Start of DATA SECTION
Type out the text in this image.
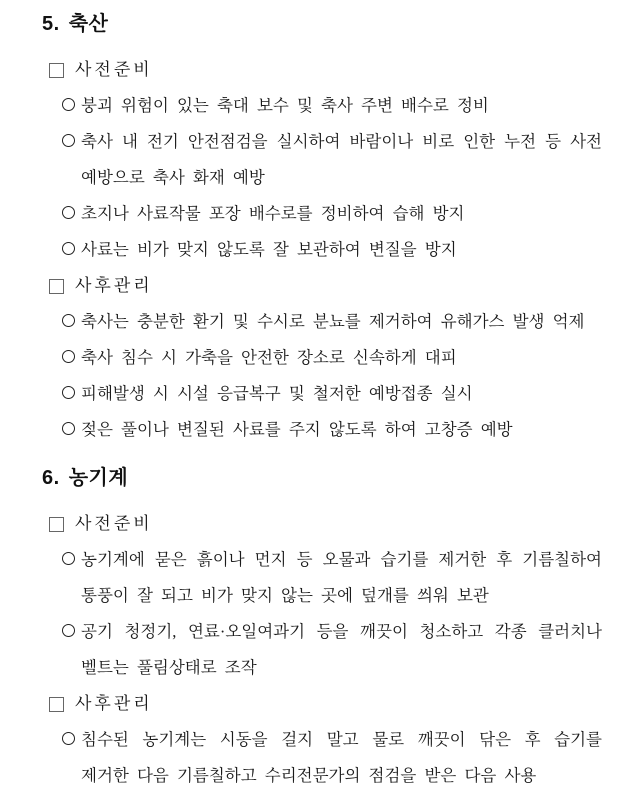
5. 축산
사전준비
붕괴 위험이 있는 축대 보수 및 축사 주변 배수로 정비
축사 내 전기 안전점검을 실시하여 바람이나 비로 인한 누전 등 사전 예방으로 축사 화재 예방
초지나 사료작물 포장 배수로를 정비하여 습해 방지
사료는 비가 맞지 않도록 잘 보관하여 변질을 방지
사후관리
축사는 충분한 환기 및 수시로 분뇨를 제거하여 유해가스 발생 억제
축사 침수 시 가축을 안전한 장소로 신속하게 대피
피해발생 시 시설 응급복구 및 철저한 예방접종 실시
젖은 풀이나 변질된 사료를 주지 않도록 하여 고창증 예방
6. 농기계
사전준비
농기계에 묻은 흙이나 먼지 등 오물과 습기를 제거한 후 기름칠하여 통풍이 잘 되고 비가 맞지 않는 곳에 덮개를 씌워 보관
공기 청정기, 연료·오일여과기 등을 깨끗이 청소하고 각종 클러치나 벨트는 풀림상태로 조작
사후관리
침수된 농기계는 시동을 걸지 말고 물로 깨끗이 닦은 후 습기를 제거한 다음 기름칠하고 수리전문가의 점검을 받은 다음 사용
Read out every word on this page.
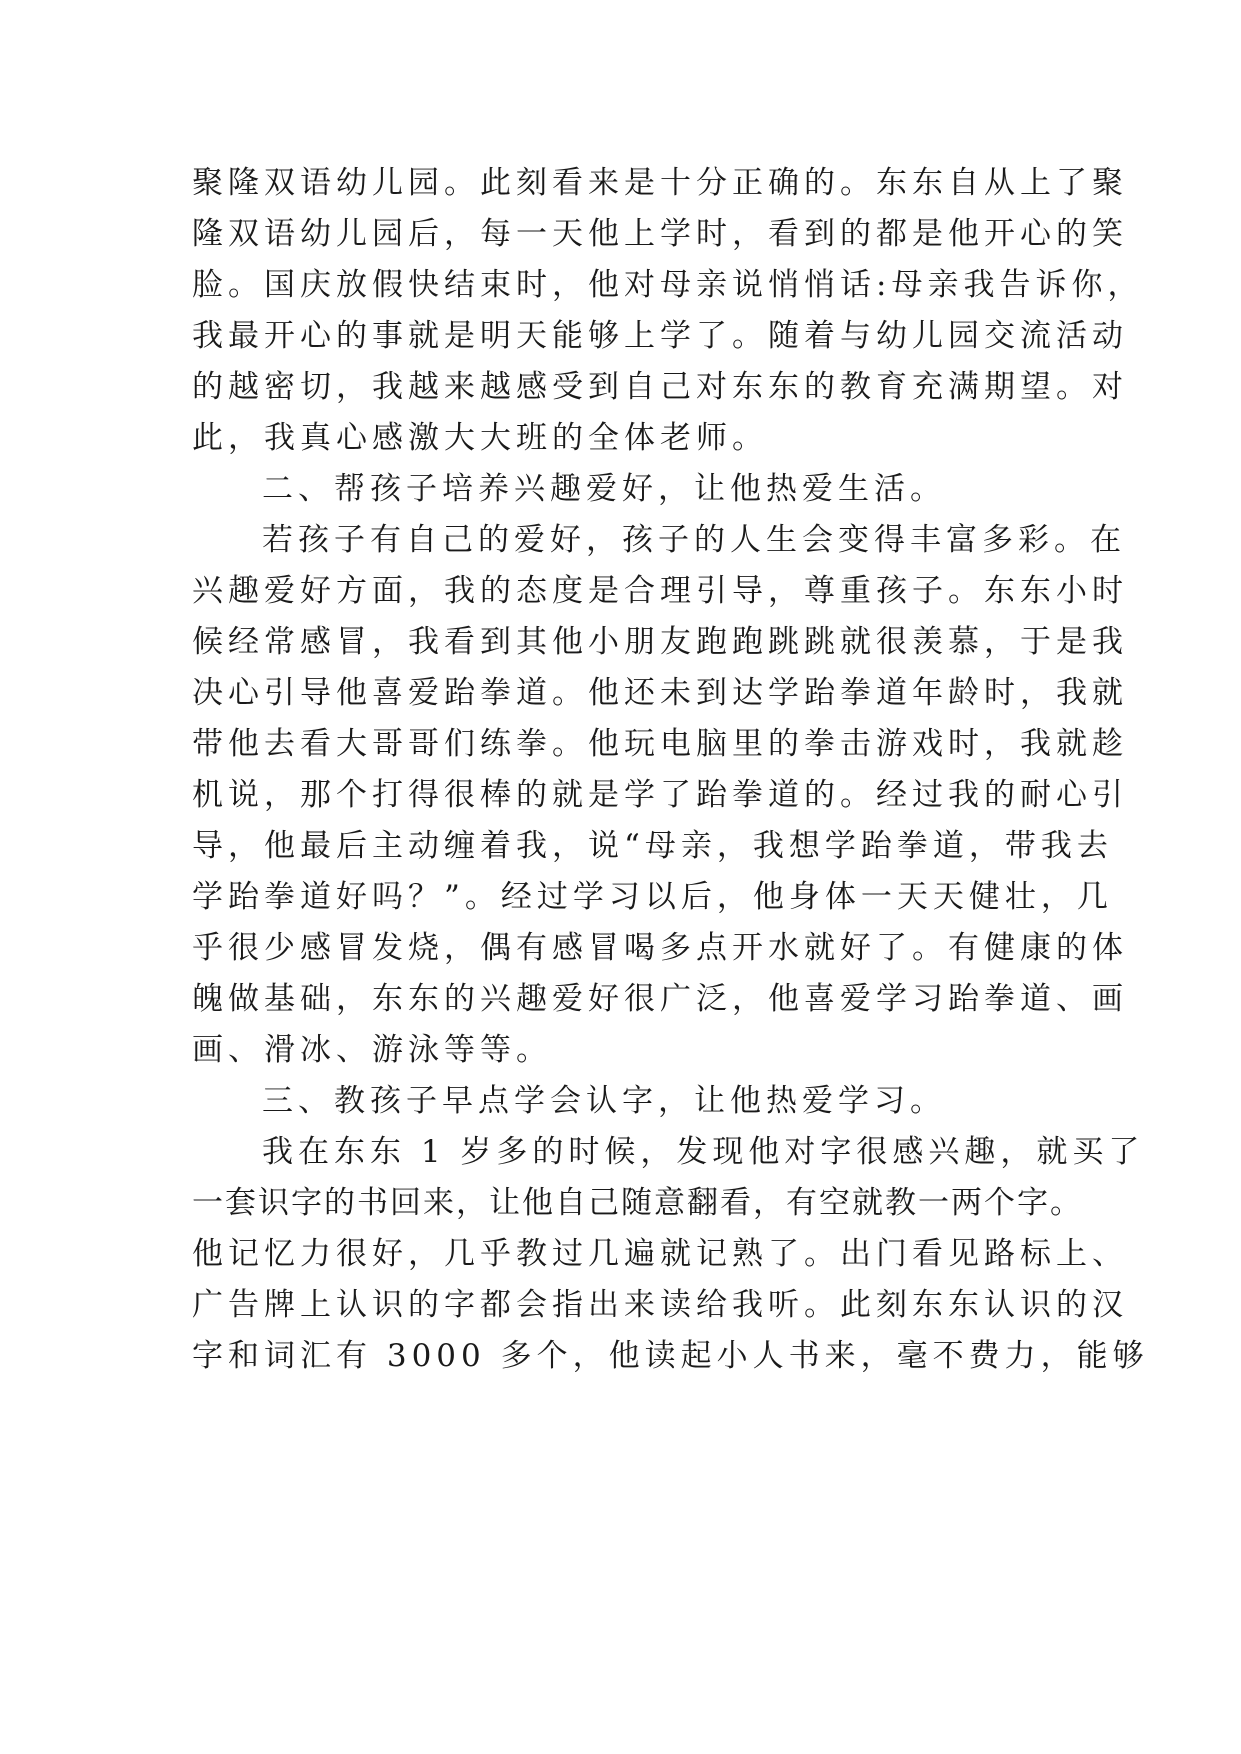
聚隆双语幼儿园。此刻看来是十分正确的。东东自从上了聚
隆双语幼儿园后，每一天他上学时，看到的都是他开心的笑
脸。国庆放假快结束时，他对母亲说悄悄话:母亲我告诉你，
我最开心的事就是明天能够上学了。随着与幼儿园交流活动
的越密切，我越来越感受到自己对东东的教育充满期望。对
此，我真心感激大大班的全体老师。
二、帮孩子培养兴趣爱好，让他热爱生活。
若孩子有自己的爱好，孩子的人生会变得丰富多彩。在
兴趣爱好方面，我的态度是合理引导，尊重孩子。东东小时
候经常感冒，我看到其他小朋友跑跑跳跳就很羡慕，于是我
决心引导他喜爱跆拳道。他还未到达学跆拳道年龄时，我就
带他去看大哥哥们练拳。他玩电脑里的拳击游戏时，我就趁
机说，那个打得很棒的就是学了跆拳道的。经过我的耐心引
导，他最后主动缠着我，说“母亲，我想学跆拳道，带我去
学跆拳道好吗？”。经过学习以后，他身体一天天健壮，几
乎很少感冒发烧，偶有感冒喝多点开水就好了。有健康的体
魄做基础，东东的兴趣爱好很广泛，他喜爱学习跆拳道、画
画、滑冰、游泳等等。
三、教孩子早点学会认字，让他热爱学习。
我在东东 1 岁多的时候，发现他对字很感兴趣，就买了
一套识字的书回来，让他自己随意翻看，有空就教一两个字。
他记忆力很好，几乎教过几遍就记熟了。出门看见路标上、
广告牌上认识的字都会指出来读给我听。此刻东东认识的汉
字和词汇有 3000 多个，他读起小人书来，毫不费力，能够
End of DATA SECTION
* _WRITTEN EXERCISE_: Every entry must be reproduced exactly, with the images left out.

* _FINISHED ANSWER_:
Type out the text in this image.
5. 축산
사전준비
붕괴 위험이 있는 축대 보수 및 축사 주변 배수로 정비
축사 내 전기 안전점검을 실시하여 바람이나 비로 인한 누전 등 사전 예방으로 축사 화재 예방
초지나 사료작물 포장 배수로를 정비하여 습해 방지
사료는 비가 맞지 않도록 잘 보관하여 변질을 방지
사후관리
축사는 충분한 환기 및 수시로 분뇨를 제거하여 유해가스 발생 억제
축사 침수 시 가축을 안전한 장소로 신속하게 대피
피해발생 시 시설 응급복구 및 철저한 예방접종 실시
젖은 풀이나 변질된 사료를 주지 않도록 하여 고창증 예방
6. 농기계
사전준비
농기계에 묻은 흙이나 먼지 등 오물과 습기를 제거한 후 기름칠하여 통풍이 잘 되고 비가 맞지 않는 곳에 덮개를 씌워 보관
공기 청정기, 연료·오일여과기 등을 깨끗이 청소하고 각종 클러치나 벨트는 풀림상태로 조작
사후관리
침수된 농기계는 시동을 걸지 말고 물로 깨끗이 닦은 후 습기를 제거한 다음 기름칠하고 수리전문가의 점검을 받은 다음 사용
Read out every word on this page.
聚隆双语幼儿园。此刻看来是十分正确的。东东自从上了聚
隆双语幼儿园后，每一天他上学时，看到的都是他开心的笑
脸。国庆放假快结束时，他对母亲说悄悄话:母亲我告诉你，
我最开心的事就是明天能够上学了。随着与幼儿园交流活动
的越密切，我越来越感受到自己对东东的教育充满期望。对
此，我真心感激大大班的全体老师。
二、帮孩子培养兴趣爱好，让他热爱生活。
若孩子有自己的爱好，孩子的人生会变得丰富多彩。在
兴趣爱好方面，我的态度是合理引导，尊重孩子。东东小时
候经常感冒，我看到其他小朋友跑跑跳跳就很羡慕，于是我
决心引导他喜爱跆拳道。他还未到达学跆拳道年龄时，我就
带他去看大哥哥们练拳。他玩电脑里的拳击游戏时，我就趁
机说，那个打得很棒的就是学了跆拳道的。经过我的耐心引
导，他最后主动缠着我，说“母亲，我想学跆拳道，带我去
学跆拳道好吗？”。经过学习以后，他身体一天天健壮，几
乎很少感冒发烧，偶有感冒喝多点开水就好了。有健康的体
魄做基础，东东的兴趣爱好很广泛，他喜爱学习跆拳道、画
画、滑冰、游泳等等。
三、教孩子早点学会认字，让他热爱学习。
我在东东 1 岁多的时候，发现他对字很感兴趣，就买了
一套识字的书回来，让他自己随意翻看，有空就教一两个字。
他记忆力很好，几乎教过几遍就记熟了。出门看见路标上、
广告牌上认识的字都会指出来读给我听。此刻东东认识的汉
字和词汇有 3000 多个，他读起小人书来，毫不费力，能够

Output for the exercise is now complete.